**Aim of the task**
Whenever a line below holds the word "shade", copy that line.
## Begin
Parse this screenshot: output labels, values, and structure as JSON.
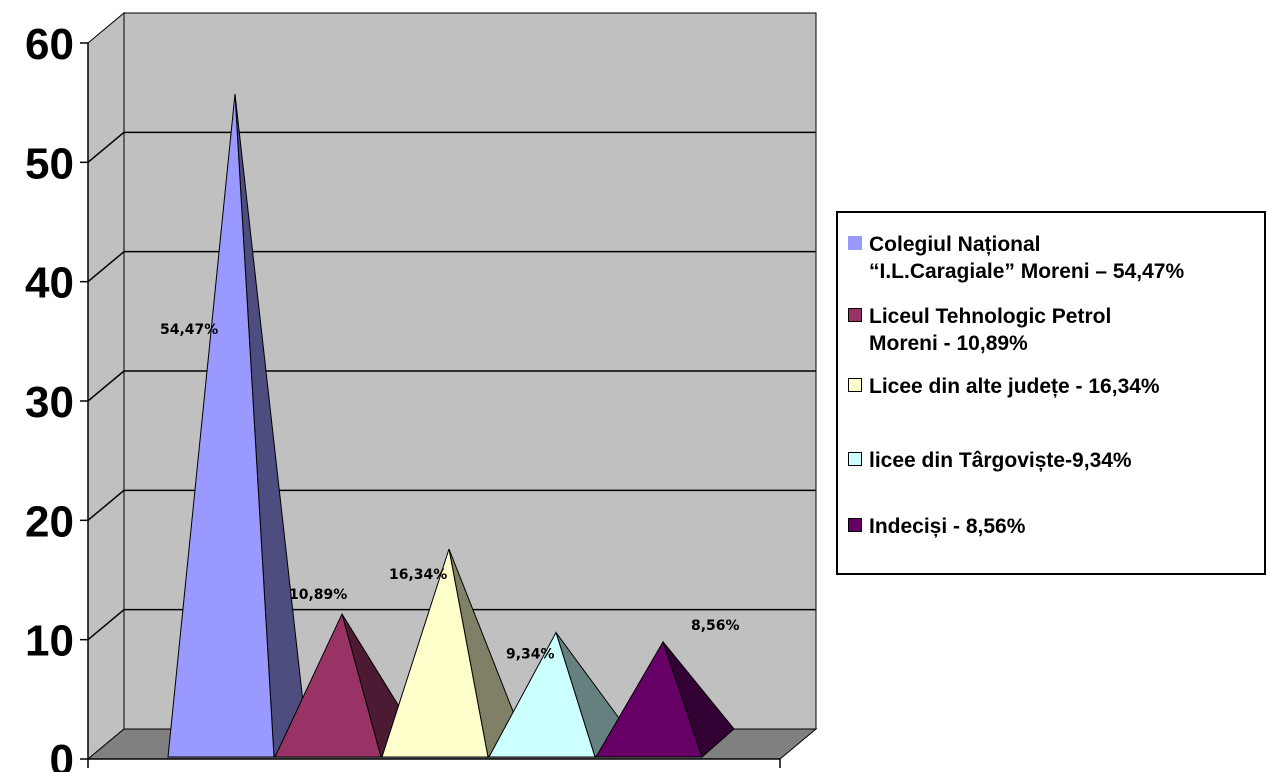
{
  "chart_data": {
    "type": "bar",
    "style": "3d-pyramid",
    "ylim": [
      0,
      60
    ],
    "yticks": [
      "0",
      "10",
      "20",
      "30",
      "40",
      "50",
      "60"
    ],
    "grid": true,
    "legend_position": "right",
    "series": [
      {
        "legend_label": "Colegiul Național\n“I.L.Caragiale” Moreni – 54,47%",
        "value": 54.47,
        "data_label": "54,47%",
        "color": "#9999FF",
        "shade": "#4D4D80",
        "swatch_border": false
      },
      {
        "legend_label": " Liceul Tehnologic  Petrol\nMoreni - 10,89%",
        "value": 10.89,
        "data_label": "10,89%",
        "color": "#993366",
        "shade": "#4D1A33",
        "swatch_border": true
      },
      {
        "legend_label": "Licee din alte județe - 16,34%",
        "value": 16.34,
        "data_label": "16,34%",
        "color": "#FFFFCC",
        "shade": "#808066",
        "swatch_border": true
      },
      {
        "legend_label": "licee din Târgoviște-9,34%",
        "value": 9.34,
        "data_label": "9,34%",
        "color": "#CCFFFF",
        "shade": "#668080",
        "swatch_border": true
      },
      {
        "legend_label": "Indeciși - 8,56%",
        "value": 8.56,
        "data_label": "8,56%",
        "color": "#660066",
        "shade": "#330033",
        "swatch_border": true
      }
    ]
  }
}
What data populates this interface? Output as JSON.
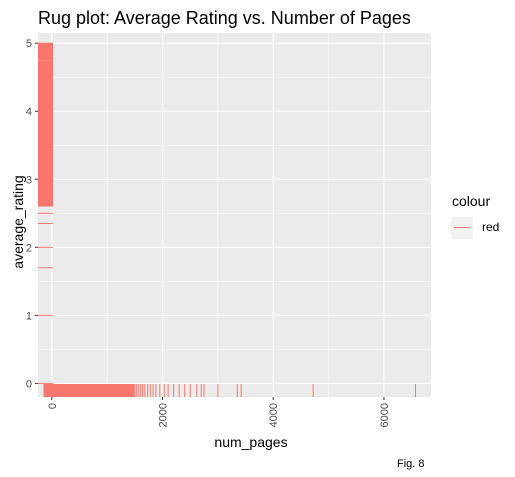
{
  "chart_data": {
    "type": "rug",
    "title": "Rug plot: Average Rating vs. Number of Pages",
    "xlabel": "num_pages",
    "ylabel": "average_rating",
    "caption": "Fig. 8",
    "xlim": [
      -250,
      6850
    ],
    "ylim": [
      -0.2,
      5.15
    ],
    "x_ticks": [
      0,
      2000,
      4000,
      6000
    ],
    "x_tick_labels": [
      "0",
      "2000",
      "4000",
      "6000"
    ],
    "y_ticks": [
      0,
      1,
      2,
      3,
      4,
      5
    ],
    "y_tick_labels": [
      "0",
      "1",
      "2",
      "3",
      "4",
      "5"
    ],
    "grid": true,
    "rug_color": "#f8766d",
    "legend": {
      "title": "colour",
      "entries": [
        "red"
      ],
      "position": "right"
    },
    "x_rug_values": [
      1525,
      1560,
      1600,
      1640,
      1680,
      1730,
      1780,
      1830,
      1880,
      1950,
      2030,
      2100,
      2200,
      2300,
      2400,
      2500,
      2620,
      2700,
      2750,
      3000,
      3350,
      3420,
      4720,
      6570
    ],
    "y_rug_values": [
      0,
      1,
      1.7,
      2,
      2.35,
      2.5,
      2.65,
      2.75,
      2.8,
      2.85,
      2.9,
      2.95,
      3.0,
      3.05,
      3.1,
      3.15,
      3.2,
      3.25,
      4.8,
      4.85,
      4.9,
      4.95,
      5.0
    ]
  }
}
## End
**Written answer**
        "shade": "#4D4D80",
        "shade": "#4D1A33",
        "shade": "#808066",
        "shade": "#668080",
        "shade": "#330033",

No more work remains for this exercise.